Text to read:
################

The beginning bit of the physics answer is the answer.
Pi comes from logic, not nature.
This is a bit like when you're trying to ask your kid what the area of the triangle is, and the kid tells you you've drawn the lines bent, or the corners aren't sharp. It's actually not terribly easy to explain to them that they're supposed to understand the idealized entity, and what exactly those ideals are, because you also can't actually draw a triangle with no width and then expect them to appreciate that the qualities you want to expose are somehow exposed when you're breaking your own rules.
Now draw the same triangle on a curved surface.
No matter how the idea of area comes from logic, the fundamental assumption for the commonly known formula to calculate area is that we are doing euclidean geometry.
We do not yet know if there is some similar assumption hiding behind our ignorance of physics.
We live in a world that is well described by Euclidien geometry for many applications. It doesn't mean it is the only possible useful geometry. If we define Pi as a ratio C/D, it can be different. Look at the example in the article.
Logic itself is a human construct that comes from observing nature - God's surely didn't hand it over to us. It is also not necessarily a singular thing (same way there are different logics as well as different geometries, and so on).
A universe with different natural laws might also obey a different logic.
In fact, even in this universe, even basic logic propositions are said to be uncertain/untrue under specific scales or physical environments (quantum micro scales, inside a singularity, and so on).
>It's actually not terribly easy to explain to them that they're supposed to understand the idealized entity
There's no singular "idealized entity". For example there are geometries where triangle angles add up to > 180 degrees.
I assume you're diving things into "from logic" or "from nature". However that's a highly misleading (if not false) dichotomy.
"Logic" refers to the most basic set of logical operations (AND, OR, etc.) and their use. Pi does not come from this.
It comes from Mathematics. If we define World to be "a set of true claims" then we can define worlds without any mathematical claims in; however the process of defining the world likely requires logic. (And so Mathematics != Logic).
In any case, as the article shows, the definition of Pi is relative to a distance metric. "Pi = Circ/Diam" which is ill-defined.
One can construct a World (as defined above) which admits only claims relative to a given distance metric ("A Taxi-Cab World"). At this world, "Pi" has a different value.
It isn't also clear that the value of "Pi" here is given purely by mathematics. As its value is relative to a distance metric, and we choose that metric for empirical reasons ("it applies to our world").
That’s exactly what my son does and I hadn’t really thought about why until this post. Really interesting comment. I might try asking him to imagine the shapes instead of looking at my diagrams, I doubt he would imagine my terrible art skills.
If you consider solutions to one of the simplest non-trival second-order differential equation, f''(x) = -f(x), then you will find that the solutions all have period 2π, no geometry needed.
Well, the thing about a circle is that the very core of the definition has the same sort of "information" as whatever abstract "information" f'' = -f contains.

################

Exercise details:
Repeat the part of the thread about pi from "It isn't also" down to "no geometry needed.", word for word. You won't need the records for this.

################

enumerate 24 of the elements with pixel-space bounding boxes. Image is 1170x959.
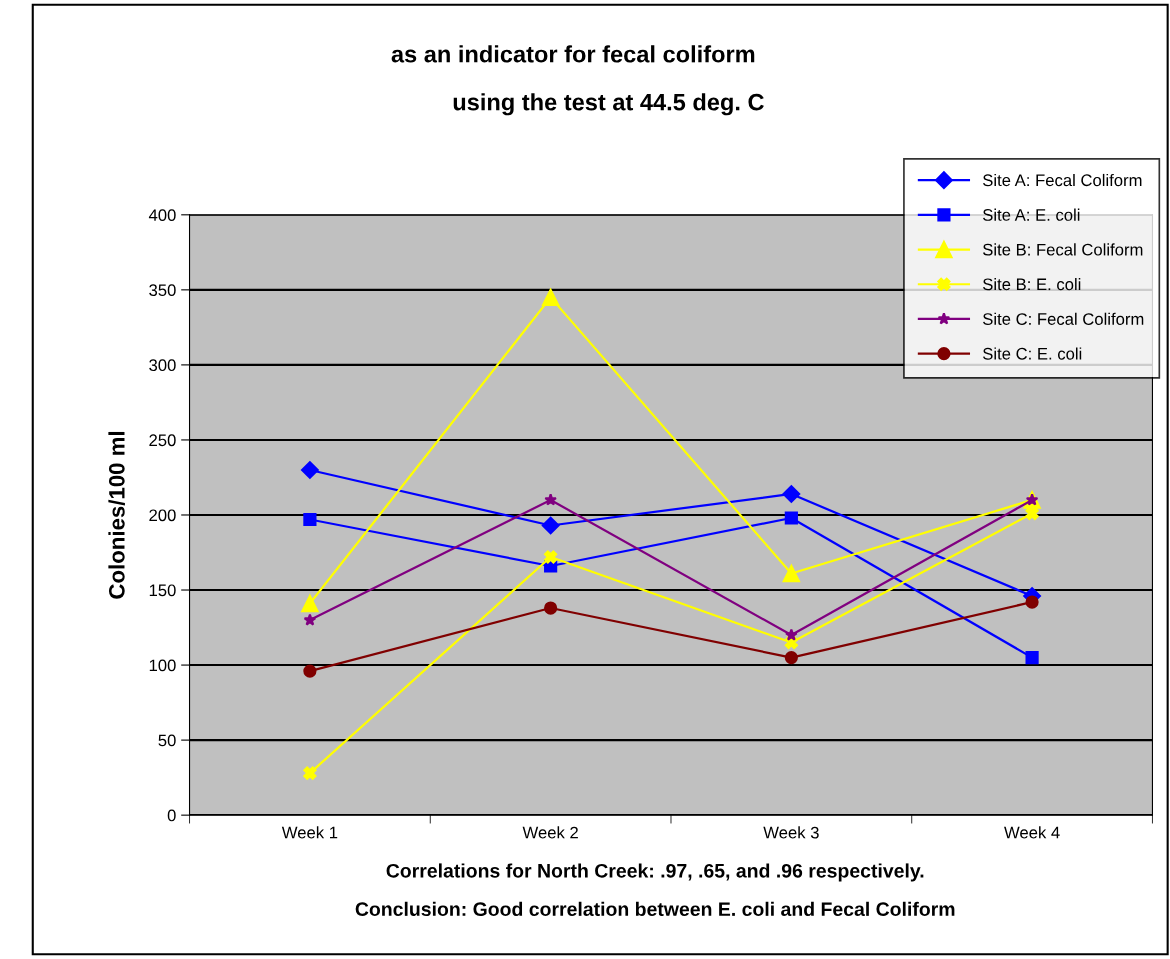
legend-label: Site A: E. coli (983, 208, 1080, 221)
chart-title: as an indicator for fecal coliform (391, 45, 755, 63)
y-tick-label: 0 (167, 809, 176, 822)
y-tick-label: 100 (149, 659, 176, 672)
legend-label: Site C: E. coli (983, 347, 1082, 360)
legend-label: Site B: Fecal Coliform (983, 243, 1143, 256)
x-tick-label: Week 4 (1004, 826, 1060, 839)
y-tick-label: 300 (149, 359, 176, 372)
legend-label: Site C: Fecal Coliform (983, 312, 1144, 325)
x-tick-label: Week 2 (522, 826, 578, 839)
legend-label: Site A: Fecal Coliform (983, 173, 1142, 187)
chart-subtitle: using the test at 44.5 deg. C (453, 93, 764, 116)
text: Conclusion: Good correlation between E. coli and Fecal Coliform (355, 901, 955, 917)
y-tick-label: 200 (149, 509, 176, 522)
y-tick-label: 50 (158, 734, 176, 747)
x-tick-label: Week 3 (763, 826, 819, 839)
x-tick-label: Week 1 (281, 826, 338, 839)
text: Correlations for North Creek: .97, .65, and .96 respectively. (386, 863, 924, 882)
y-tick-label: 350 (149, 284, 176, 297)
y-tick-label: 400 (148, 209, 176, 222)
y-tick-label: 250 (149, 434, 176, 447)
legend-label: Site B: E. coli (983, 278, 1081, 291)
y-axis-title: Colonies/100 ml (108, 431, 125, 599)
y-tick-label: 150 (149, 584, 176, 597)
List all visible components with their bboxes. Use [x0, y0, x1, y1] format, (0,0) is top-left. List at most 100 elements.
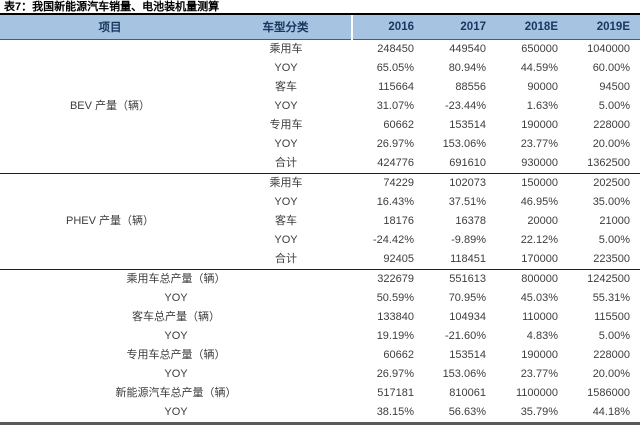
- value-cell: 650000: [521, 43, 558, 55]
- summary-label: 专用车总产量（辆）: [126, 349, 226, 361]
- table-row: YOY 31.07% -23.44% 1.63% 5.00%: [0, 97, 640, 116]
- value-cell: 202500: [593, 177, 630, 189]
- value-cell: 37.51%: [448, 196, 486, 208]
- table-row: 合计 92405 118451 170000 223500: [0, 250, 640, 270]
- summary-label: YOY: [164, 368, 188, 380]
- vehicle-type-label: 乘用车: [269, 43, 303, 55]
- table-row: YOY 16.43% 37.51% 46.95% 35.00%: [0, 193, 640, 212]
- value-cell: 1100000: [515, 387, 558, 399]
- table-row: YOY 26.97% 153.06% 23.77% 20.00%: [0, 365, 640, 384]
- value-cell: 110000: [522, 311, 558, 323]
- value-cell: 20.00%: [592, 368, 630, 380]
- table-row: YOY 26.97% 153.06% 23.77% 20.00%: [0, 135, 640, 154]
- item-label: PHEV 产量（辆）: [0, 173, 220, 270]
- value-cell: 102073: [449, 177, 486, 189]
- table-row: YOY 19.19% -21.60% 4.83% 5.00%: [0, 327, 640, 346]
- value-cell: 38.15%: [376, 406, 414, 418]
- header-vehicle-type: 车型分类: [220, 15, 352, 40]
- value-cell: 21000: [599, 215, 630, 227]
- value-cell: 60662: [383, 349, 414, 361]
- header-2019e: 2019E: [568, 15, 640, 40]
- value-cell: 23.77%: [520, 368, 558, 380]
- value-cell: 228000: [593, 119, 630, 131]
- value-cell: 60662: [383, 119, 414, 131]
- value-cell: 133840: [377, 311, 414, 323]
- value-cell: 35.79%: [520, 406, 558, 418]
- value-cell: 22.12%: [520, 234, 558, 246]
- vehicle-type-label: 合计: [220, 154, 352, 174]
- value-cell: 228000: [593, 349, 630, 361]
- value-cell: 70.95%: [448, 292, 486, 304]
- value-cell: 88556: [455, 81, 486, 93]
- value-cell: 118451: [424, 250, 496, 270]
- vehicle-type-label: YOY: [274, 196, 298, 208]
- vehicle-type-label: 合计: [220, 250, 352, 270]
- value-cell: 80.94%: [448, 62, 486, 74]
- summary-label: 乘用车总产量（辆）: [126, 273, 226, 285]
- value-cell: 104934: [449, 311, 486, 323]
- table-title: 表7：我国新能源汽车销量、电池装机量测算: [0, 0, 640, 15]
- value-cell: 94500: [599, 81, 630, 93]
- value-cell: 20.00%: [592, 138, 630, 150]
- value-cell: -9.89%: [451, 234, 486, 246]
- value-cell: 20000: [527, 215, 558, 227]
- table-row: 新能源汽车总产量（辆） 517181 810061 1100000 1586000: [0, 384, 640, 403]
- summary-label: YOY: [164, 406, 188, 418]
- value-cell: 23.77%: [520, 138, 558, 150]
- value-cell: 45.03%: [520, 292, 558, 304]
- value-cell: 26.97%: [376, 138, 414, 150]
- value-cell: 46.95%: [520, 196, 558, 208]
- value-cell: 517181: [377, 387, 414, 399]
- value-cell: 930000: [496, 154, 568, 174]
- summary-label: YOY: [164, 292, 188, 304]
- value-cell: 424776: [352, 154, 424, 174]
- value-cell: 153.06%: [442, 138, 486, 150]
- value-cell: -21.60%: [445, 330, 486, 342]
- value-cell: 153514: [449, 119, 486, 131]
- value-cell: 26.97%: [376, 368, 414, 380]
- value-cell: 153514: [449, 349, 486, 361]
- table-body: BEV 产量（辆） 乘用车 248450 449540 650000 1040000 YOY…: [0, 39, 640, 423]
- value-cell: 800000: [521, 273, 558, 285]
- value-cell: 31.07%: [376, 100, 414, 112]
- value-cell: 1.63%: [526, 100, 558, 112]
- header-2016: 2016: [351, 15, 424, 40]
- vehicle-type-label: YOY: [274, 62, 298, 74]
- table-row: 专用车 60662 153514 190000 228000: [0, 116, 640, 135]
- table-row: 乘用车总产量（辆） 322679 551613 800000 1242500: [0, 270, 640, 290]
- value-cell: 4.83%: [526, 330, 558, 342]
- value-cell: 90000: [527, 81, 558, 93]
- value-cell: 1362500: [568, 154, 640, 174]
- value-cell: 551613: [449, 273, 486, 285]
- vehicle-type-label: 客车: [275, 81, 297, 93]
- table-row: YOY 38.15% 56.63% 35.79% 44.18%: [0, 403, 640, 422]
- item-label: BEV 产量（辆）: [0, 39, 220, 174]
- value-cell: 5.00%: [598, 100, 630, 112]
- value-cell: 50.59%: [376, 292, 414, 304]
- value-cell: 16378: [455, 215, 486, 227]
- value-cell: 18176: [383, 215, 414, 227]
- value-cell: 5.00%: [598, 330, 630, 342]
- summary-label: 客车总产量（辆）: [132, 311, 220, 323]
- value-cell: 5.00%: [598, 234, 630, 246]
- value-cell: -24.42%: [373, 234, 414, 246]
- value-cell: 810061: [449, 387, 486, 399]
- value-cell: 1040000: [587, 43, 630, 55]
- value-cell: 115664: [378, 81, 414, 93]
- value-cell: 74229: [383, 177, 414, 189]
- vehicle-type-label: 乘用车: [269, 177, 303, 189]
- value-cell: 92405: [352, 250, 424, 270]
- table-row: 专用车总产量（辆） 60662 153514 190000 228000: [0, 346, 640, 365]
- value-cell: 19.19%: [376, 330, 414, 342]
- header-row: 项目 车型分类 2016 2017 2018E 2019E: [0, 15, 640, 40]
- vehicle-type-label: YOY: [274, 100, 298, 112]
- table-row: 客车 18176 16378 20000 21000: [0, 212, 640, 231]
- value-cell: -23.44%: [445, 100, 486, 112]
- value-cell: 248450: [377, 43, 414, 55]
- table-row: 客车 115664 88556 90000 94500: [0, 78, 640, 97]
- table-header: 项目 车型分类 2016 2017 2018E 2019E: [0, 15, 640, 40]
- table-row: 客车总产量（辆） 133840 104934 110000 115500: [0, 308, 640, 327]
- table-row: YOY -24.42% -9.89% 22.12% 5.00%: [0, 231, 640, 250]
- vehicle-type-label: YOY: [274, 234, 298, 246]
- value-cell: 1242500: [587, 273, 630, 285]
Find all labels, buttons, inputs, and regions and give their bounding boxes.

################

Answer in full:
It isn't also clear that the value of "Pi" here is given purely by mathematics. As its value is relative to a distance metric, and we choose that metric for empirical reasons ("it applies to our world").
That’s exactly what my son does and I hadn’t really thought about why until this post. Really interesting comment. I might try asking him to imagine the shapes instead of looking at my diagrams, I doubt he would imagine my terrible art skills.
If you consider solutions to one of the simplest non-trival second-order differential equation, f''(x) = -f(x), then you will find that the solutions all have period 2π, no geometry needed.